_Objective_
Copy out the listing that follows, exactly, without its pictures.

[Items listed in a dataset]
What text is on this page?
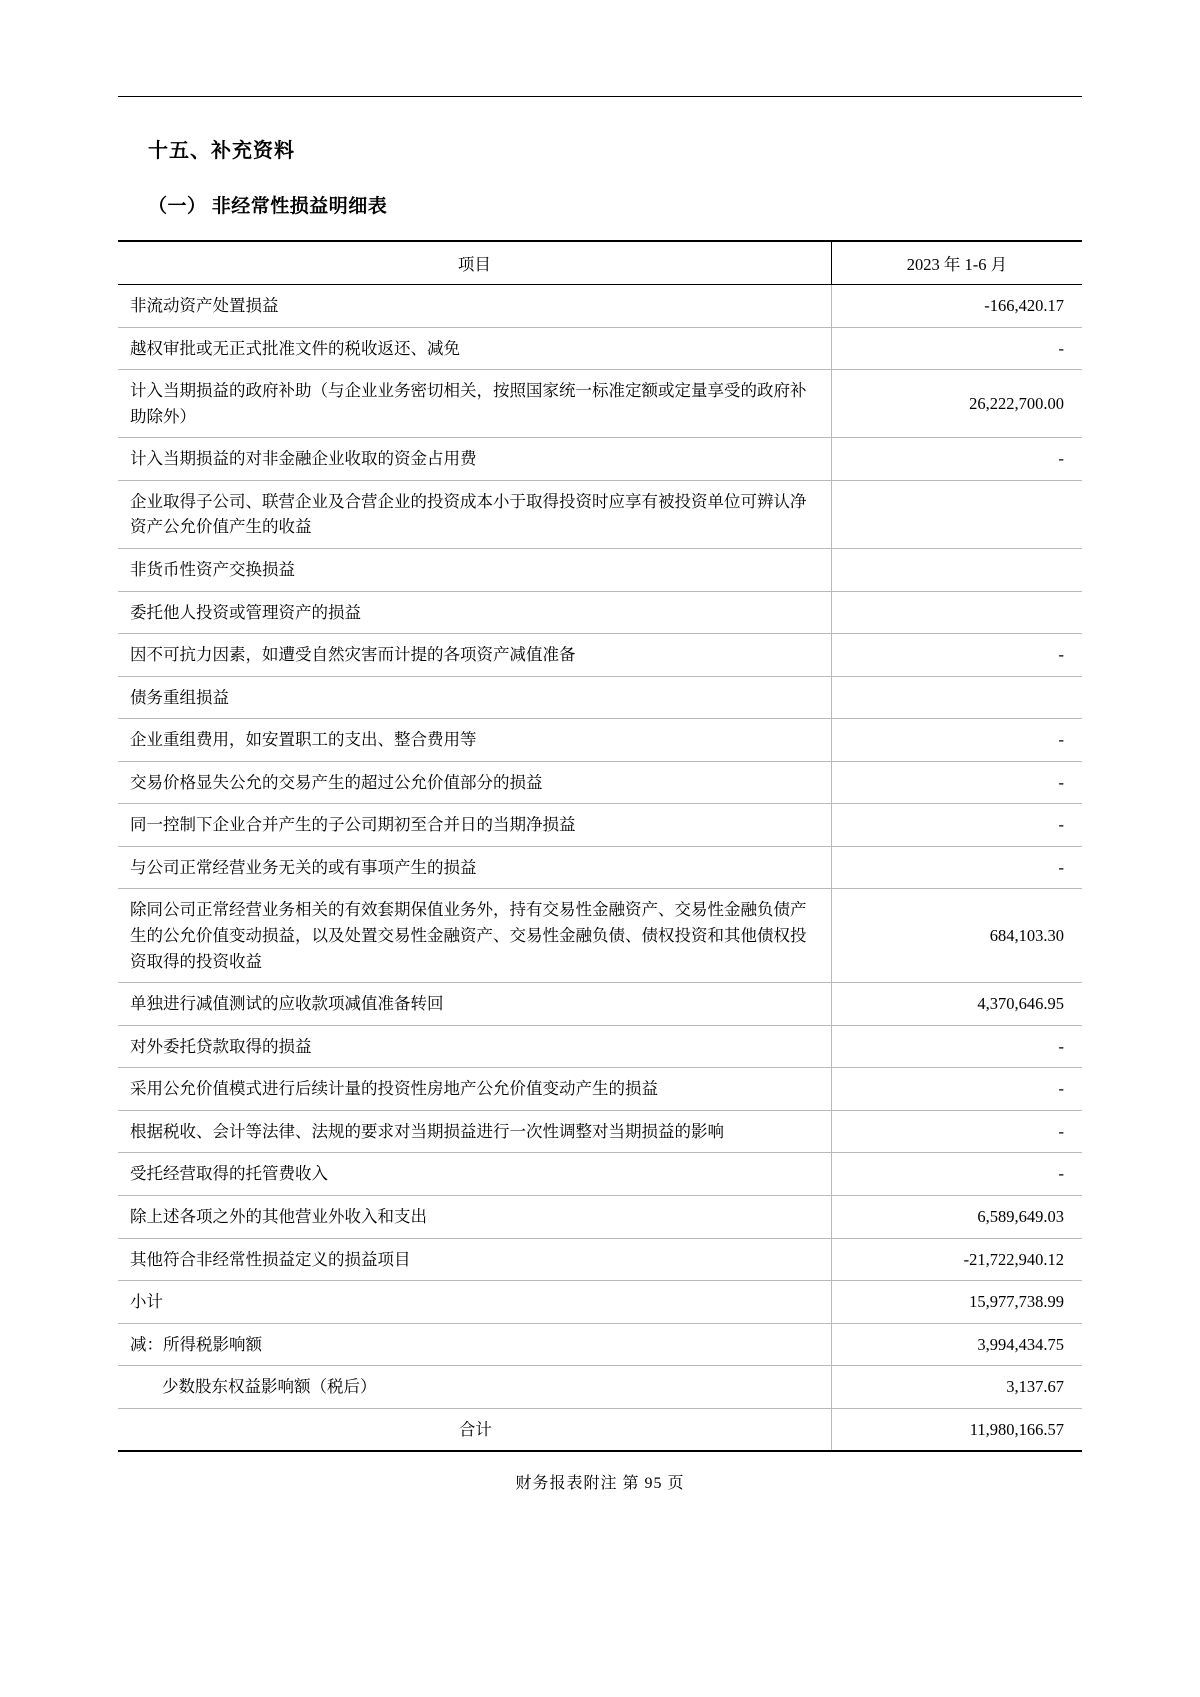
十五、补充资料
（一） 非经常性损益明细表
项目	2023 年 1-6 月
非流动资产处置损益	-166,420.17
越权审批或无正式批准文件的税收返还、减免	-
计入当期损益的政府补助（与企业业务密切相关，按照国家统一标准定额或定量享受的政府补助除外）	26,222,700.00
计入当期损益的对非金融企业收取的资金占用费	-
企业取得子公司、联营企业及合营企业的投资成本小于取得投资时应享有被投资单位可辨认净资产公允价值产生的收益	
非货币性资产交换损益	
委托他人投资或管理资产的损益	
因不可抗力因素，如遭受自然灾害而计提的各项资产减值准备	-
债务重组损益	
企业重组费用，如安置职工的支出、整合费用等	-
交易价格显失公允的交易产生的超过公允价值部分的损益	-
同一控制下企业合并产生的子公司期初至合并日的当期净损益	-
与公司正常经营业务无关的或有事项产生的损益	-
除同公司正常经营业务相关的有效套期保值业务外，持有交易性金融资产、交易性金融负债产生的公允价值变动损益，以及处置交易性金融资产、交易性金融负债、债权投资和其他债权投资取得的投资收益	684,103.30
单独进行减值测试的应收款项减值准备转回	4,370,646.95
对外委托贷款取得的损益	-
采用公允价值模式进行后续计量的投资性房地产公允价值变动产生的损益	-
根据税收、会计等法律、法规的要求对当期损益进行一次性调整对当期损益的影响	-
受托经营取得的托管费收入	-
除上述各项之外的其他营业外收入和支出	6,589,649.03
其他符合非经常性损益定义的损益项目	-21,722,940.12
小计	15,977,738.99
减：所得税影响额	3,994,434.75
少数股东权益影响额（税后）	3,137.67
合计	11,980,166.57
财务报表附注 第 95 页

_Output for this exercise_
What text is on this page?
十五、补充资料
（一） 非经常性损益明细表
项目	2023 年 1-6 月
非流动资产处置损益	-166,420.17
越权审批或无正式批准文件的税收返还、减免	-
计入当期损益的政府补助（与企业业务密切相关，按照国家统一标准定额或定量享受的政府补助除外）	26,222,700.00
计入当期损益的对非金融企业收取的资金占用费	-
企业取得子公司、联营企业及合营企业的投资成本小于取得投资时应享有被投资单位可辨认净资产公允价值产生的收益	
非货币性资产交换损益	
委托他人投资或管理资产的损益	
因不可抗力因素，如遭受自然灾害而计提的各项资产减值准备	-
债务重组损益	
企业重组费用，如安置职工的支出、整合费用等	-
交易价格显失公允的交易产生的超过公允价值部分的损益	-
同一控制下企业合并产生的子公司期初至合并日的当期净损益	-
与公司正常经营业务无关的或有事项产生的损益	-
除同公司正常经营业务相关的有效套期保值业务外，持有交易性金融资产、交易性金融负债产生的公允价值变动损益，以及处置交易性金融资产、交易性金融负债、债权投资和其他债权投资取得的投资收益	684,103.30
单独进行减值测试的应收款项减值准备转回	4,370,646.95
对外委托贷款取得的损益	-
采用公允价值模式进行后续计量的投资性房地产公允价值变动产生的损益	-
根据税收、会计等法律、法规的要求对当期损益进行一次性调整对当期损益的影响	-
受托经营取得的托管费收入	-
除上述各项之外的其他营业外收入和支出	6,589,649.03
其他符合非经常性损益定义的损益项目	-21,722,940.12
小计	15,977,738.99
减：所得税影响额	3,994,434.75
少数股东权益影响额（税后）	3,137.67
合计	11,980,166.57
财务报表附注 第 95 页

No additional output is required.